Write out all records as given; omit images.
+++ PROVIDED ENTRIES +++
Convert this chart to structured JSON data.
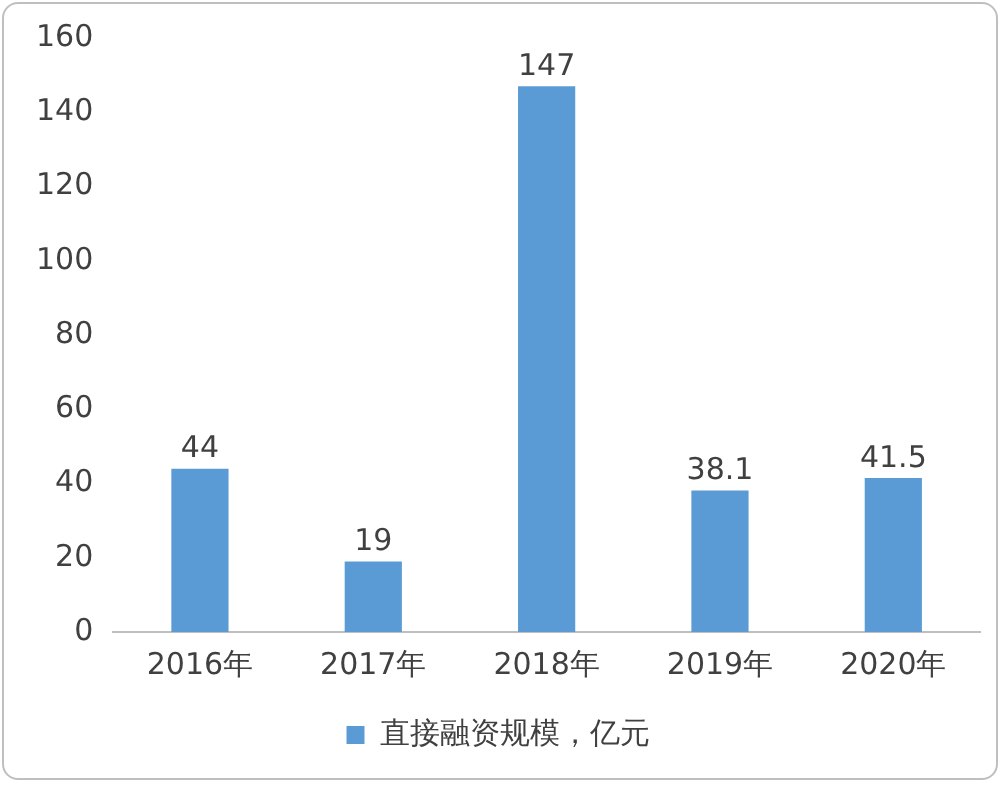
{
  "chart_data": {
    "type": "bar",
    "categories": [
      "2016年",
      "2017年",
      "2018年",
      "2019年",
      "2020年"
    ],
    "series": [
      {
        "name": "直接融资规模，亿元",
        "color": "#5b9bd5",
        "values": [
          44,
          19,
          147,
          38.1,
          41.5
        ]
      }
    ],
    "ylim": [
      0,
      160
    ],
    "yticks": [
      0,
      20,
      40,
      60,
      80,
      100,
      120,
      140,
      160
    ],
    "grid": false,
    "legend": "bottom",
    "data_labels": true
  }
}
+++
RESPONSE TO THE TASK:
Convert this chart to structured JSON data.
{
  "chart_data": {
    "type": "bar",
    "categories": [
      "2016年",
      "2017年",
      "2018年",
      "2019年",
      "2020年"
    ],
    "series": [
      {
        "name": "直接融资规模，亿元",
        "color": "#5b9bd5",
        "values": [
          44,
          19,
          147,
          38.1,
          41.5
        ]
      }
    ],
    "ylim": [
      0,
      160
    ],
    "yticks": [
      0,
      20,
      40,
      60,
      80,
      100,
      120,
      140,
      160
    ],
    "grid": false,
    "legend": "bottom",
    "data_labels": true
  }
}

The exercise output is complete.